> **WHAT YOU HAVE TO DO**: In the copy, keep every record exact and leave out all images.
-------- RECORDS SUPPLIED
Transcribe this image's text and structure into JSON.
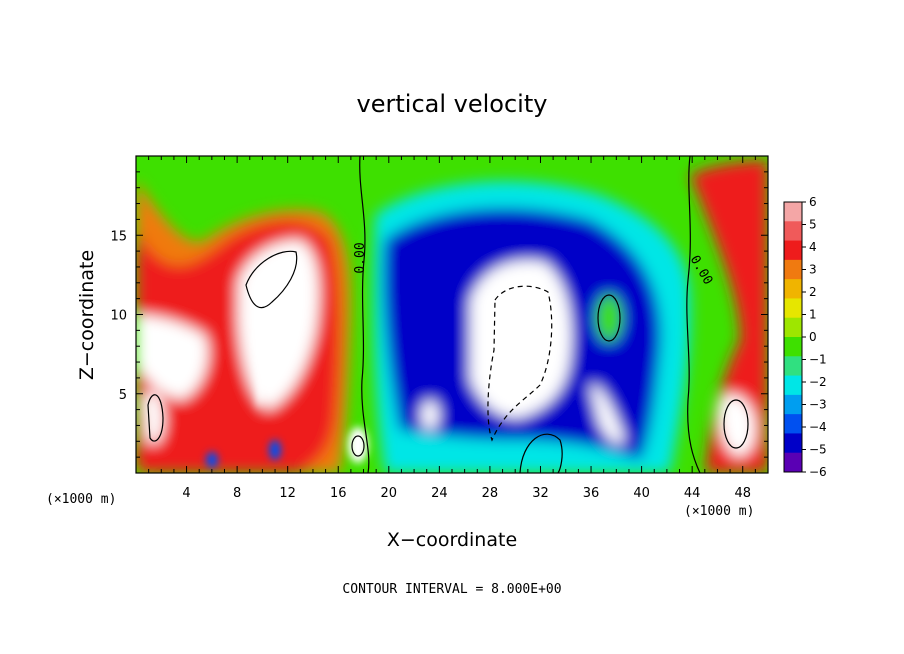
{
  "chart_data": {
    "type": "heatmap",
    "title": "vertical velocity",
    "xlabel": "X−coordinate",
    "ylabel": "Z−coordinate",
    "x_scale_left": "(×1000 m)",
    "x_scale_right": "(×1000 m)",
    "footer": "CONTOUR INTERVAL = 8.000E+00",
    "xlim": [
      0,
      50
    ],
    "ylim": [
      0,
      20
    ],
    "xticks": [
      4,
      8,
      12,
      16,
      20,
      24,
      28,
      32,
      36,
      40,
      44,
      48
    ],
    "yticks": [
      5,
      10,
      15
    ],
    "colorbar": {
      "ticks": [
        6,
        5,
        4,
        3,
        2,
        1,
        0,
        -1,
        -2,
        -3,
        -4,
        -5,
        -6
      ],
      "colors": [
        "#f4a6a6",
        "#f05a5a",
        "#ee1c1c",
        "#f07a10",
        "#f0b400",
        "#e6e600",
        "#9ee600",
        "#3ee000",
        "#30e080",
        "#00e6e6",
        "#009ef0",
        "#0050f0",
        "#0000c8",
        "#5a00b4"
      ]
    },
    "contour_labels": [
      "0.00",
      "0.00"
    ],
    "palette": {
      "positive_high": "#ffffff",
      "positive": "#ee1c1c",
      "weak": "#3ee000",
      "negative": "#0000c8",
      "negative_high": "#ffffff"
    }
  }
}
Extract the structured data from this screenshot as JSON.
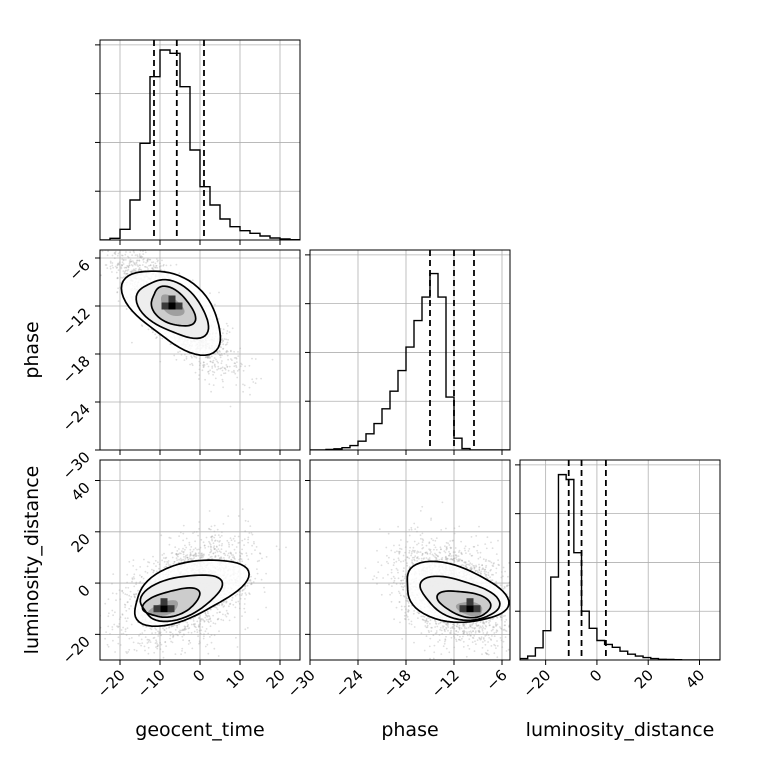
{
  "chart_data": {
    "type": "corner",
    "parameters": [
      "geocent_time",
      "phase",
      "luminosity_distance"
    ],
    "ranges": {
      "geocent_time": [
        -25,
        25
      ],
      "phase": [
        -30,
        -5
      ],
      "luminosity_distance": [
        -30,
        48
      ]
    },
    "ticks": {
      "geocent_time": [
        -20,
        -10,
        0,
        10,
        20
      ],
      "phase": [
        -30,
        -24,
        -18,
        -12,
        -6
      ],
      "luminosity_distance": [
        -20,
        0,
        20,
        40
      ]
    },
    "tick_labels": {
      "geocent_time": [
        "−20",
        "−10",
        "0",
        "10",
        "20"
      ],
      "phase": [
        "−30",
        "−24",
        "−18",
        "−12",
        "−6"
      ],
      "luminosity_distance": [
        "−20",
        "0",
        "20",
        "40"
      ]
    },
    "grid": true,
    "histograms": {
      "geocent_time": {
        "bin_width": 2.5,
        "bins": [
          -25,
          25
        ],
        "counts": [
          0.0,
          0.5,
          3.2,
          12.0,
          29.0,
          49.0,
          57.0,
          56.0,
          46.0,
          27.0,
          16.0,
          10.5,
          6.3,
          4.0,
          2.8,
          2.0,
          1.2,
          0.6,
          0.3,
          0.1
        ],
        "quantiles": [
          -11.5,
          -5.8,
          1.0
        ],
        "ylim": [
          0,
          60
        ]
      },
      "phase": {
        "bin_width": 1.0,
        "bins": [
          -30,
          -5
        ],
        "counts": [
          0,
          0,
          0.2,
          0.4,
          0.8,
          1.5,
          3.0,
          5.5,
          9.0,
          14.0,
          20.0,
          27.0,
          35.0,
          44.0,
          52.0,
          60.0,
          52.0,
          18.0,
          4.0,
          0.5,
          0,
          0,
          0,
          0,
          0
        ],
        "quantiles": [
          -15.0,
          -12.0,
          -9.5
        ],
        "ylim": [
          0,
          68
        ]
      },
      "luminosity_distance": {
        "bin_width": 3.0,
        "bins": [
          -30,
          48
        ],
        "counts": [
          0.3,
          0.8,
          2.5,
          6.0,
          17.0,
          38.0,
          37.0,
          22.0,
          10.0,
          6.5,
          4.0,
          3.2,
          2.6,
          1.8,
          1.2,
          0.8,
          0.5,
          0.3,
          0.15,
          0.1,
          0.05,
          0.0,
          0.0,
          0.0,
          0.0,
          0.0
        ],
        "quantiles": [
          -11.0,
          -6.0,
          3.5
        ],
        "ylim": [
          0,
          41
        ]
      }
    },
    "scatter_2d": [
      {
        "x": "geocent_time",
        "y": "phase",
        "mean": [
          -6.5,
          -12.5
        ],
        "std": [
          6.8,
          3.6
        ],
        "correlation": -0.82,
        "n_points": 2500,
        "peak": [
          -7.0,
          -12.0
        ]
      },
      {
        "x": "geocent_time",
        "y": "luminosity_distance",
        "mean": [
          -3.0,
          -3.0
        ],
        "std": [
          7.5,
          9.5
        ],
        "correlation": 0.45,
        "n_points": 2500,
        "peak": [
          -9.0,
          -10.0
        ]
      },
      {
        "x": "phase",
        "y": "luminosity_distance",
        "mean": [
          -12.0,
          -4.0
        ],
        "std": [
          3.4,
          9.5
        ],
        "correlation": -0.3,
        "n_points": 2500,
        "peak": [
          -10.0,
          -10.0
        ]
      }
    ],
    "colors": {
      "points": "#a0a0a0",
      "hist_line": "#000000",
      "contour": "#000000",
      "quantile_line": "#000000",
      "grid": "#b0b0b0",
      "density_low": "#ffffff",
      "density_high": "#000000"
    }
  }
}
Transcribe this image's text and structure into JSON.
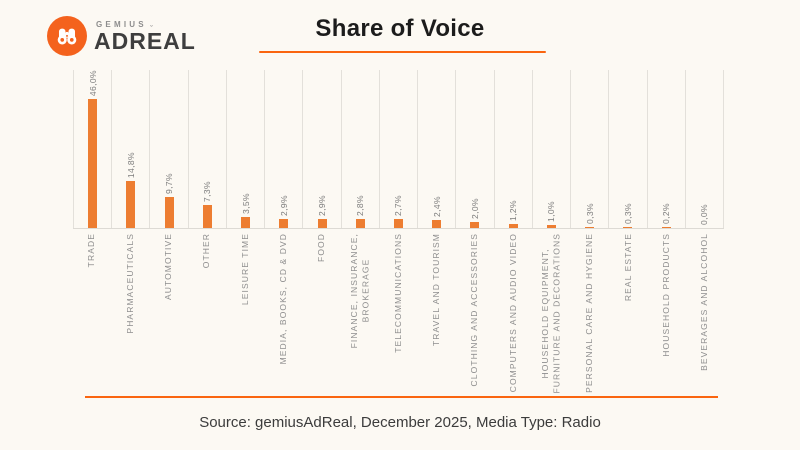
----------------
> **ANSWER TO THE PROBLEM**:
Transcribe this image's text and structure into JSON.
{
  "chart_data": {
    "type": "heatmap",
    "title": "vertical velocity",
    "xlabel": "X−coordinate",
    "ylabel": "Z−coordinate",
    "x_scale_left": "(×1000 m)",
    "x_scale_right": "(×1000 m)",
    "footer": "CONTOUR INTERVAL = 8.000E+00",
    "xlim": [
      0,
      50
    ],
    "ylim": [
      0,
      20
    ],
    "xticks": [
      4,
      8,
      12,
      16,
      20,
      24,
      28,
      32,
      36,
      40,
      44,
      48
    ],
    "yticks": [
      5,
      10,
      15
    ],
    "colorbar": {
      "ticks": [
        6,
        5,
        4,
        3,
        2,
        1,
        0,
        -1,
        -2,
        -3,
        -4,
        -5,
        -6
      ],
      "colors": [
        "#f4a6a6",
        "#f05a5a",
        "#ee1c1c",
        "#f07a10",
        "#f0b400",
        "#e6e600",
        "#9ee600",
        "#3ee000",
        "#30e080",
        "#00e6e6",
        "#009ef0",
        "#0050f0",
        "#0000c8",
        "#5a00b4"
      ]
    },
    "contour_labels": [
      "0.00",
      "0.00"
    ],
    "palette": {
      "positive_high": "#ffffff",
      "positive": "#ee1c1c",
      "weak": "#3ee000",
      "negative": "#0000c8",
      "negative_high": "#ffffff"
    }
  }
}
Extract the structured data from this screenshot as JSON.
{
  "chart_data": {
    "type": "corner",
    "parameters": [
      "geocent_time",
      "phase",
      "luminosity_distance"
    ],
    "ranges": {
      "geocent_time": [
        -25,
        25
      ],
      "phase": [
        -30,
        -5
      ],
      "luminosity_distance": [
        -30,
        48
      ]
    },
    "ticks": {
      "geocent_time": [
        -20,
        -10,
        0,
        10,
        20
      ],
      "phase": [
        -30,
        -24,
        -18,
        -12,
        -6
      ],
      "luminosity_distance": [
        -20,
        0,
        20,
        40
      ]
    },
    "tick_labels": {
      "geocent_time": [
        "−20",
        "−10",
        "0",
        "10",
        "20"
      ],
      "phase": [
        "−30",
        "−24",
        "−18",
        "−12",
        "−6"
      ],
      "luminosity_distance": [
        "−20",
        "0",
        "20",
        "40"
      ]
    },
    "grid": true,
    "histograms": {
      "geocent_time": {
        "bin_width": 2.5,
        "bins": [
          -25,
          25
        ],
        "counts": [
          0.0,
          0.5,
          3.2,
          12.0,
          29.0,
          49.0,
          57.0,
          56.0,
          46.0,
          27.0,
          16.0,
          10.5,
          6.3,
          4.0,
          2.8,
          2.0,
          1.2,
          0.6,
          0.3,
          0.1
        ],
        "quantiles": [
          -11.5,
          -5.8,
          1.0
        ],
        "ylim": [
          0,
          60
        ]
      },
      "phase": {
        "bin_width": 1.0,
        "bins": [
          -30,
          -5
        ],
        "counts": [
          0,
          0,
          0.2,
          0.4,
          0.8,
          1.5,
          3.0,
          5.5,
          9.0,
          14.0,
          20.0,
          27.0,
          35.0,
          44.0,
          52.0,
          60.0,
          52.0,
          18.0,
          4.0,
          0.5,
          0,
          0,
          0,
          0,
          0
        ],
        "quantiles": [
          -15.0,
          -12.0,
          -9.5
        ],
        "ylim": [
          0,
          68
        ]
      },
      "luminosity_distance": {
        "bin_width": 3.0,
        "bins": [
          -30,
          48
        ],
        "counts": [
          0.3,
          0.8,
          2.5,
          6.0,
          17.0,
          38.0,
          37.0,
          22.0,
          10.0,
          6.5,
          4.0,
          3.2,
          2.6,
          1.8,
          1.2,
          0.8,
          0.5,
          0.3,
          0.15,
          0.1,
          0.05,
          0.0,
          0.0,
          0.0,
          0.0,
          0.0
        ],
        "quantiles": [
          -11.0,
          -6.0,
          3.5
        ],
        "ylim": [
          0,
          41
        ]
      }
    },
    "scatter_2d": [
      {
        "x": "geocent_time",
        "y": "phase",
        "mean": [
          -6.5,
          -12.5
        ],
        "std": [
          6.8,
          3.6
        ],
        "correlation": -0.82,
        "n_points": 2500,
        "peak": [
          -7.0,
          -12.0
        ]
      },
      {
        "x": "geocent_time",
        "y": "luminosity_distance",
        "mean": [
          -3.0,
          -3.0
        ],
        "std": [
          7.5,
          9.5
        ],
        "correlation": 0.45,
        "n_points": 2500,
        "peak": [
          -9.0,
          -10.0
        ]
      },
      {
        "x": "phase",
        "y": "luminosity_distance",
        "mean": [
          -12.0,
          -4.0
        ],
        "std": [
          3.4,
          9.5
        ],
        "correlation": -0.3,
        "n_points": 2500,
        "peak": [
          -10.0,
          -10.0
        ]
      }
    ],
    "colors": {
      "points": "#a0a0a0",
      "hist_line": "#000000",
      "contour": "#000000",
      "quantile_line": "#000000",
      "grid": "#b0b0b0",
      "density_low": "#ffffff",
      "density_high": "#000000"
    }
  }
}
Transcribe this image's text and structure into JSON.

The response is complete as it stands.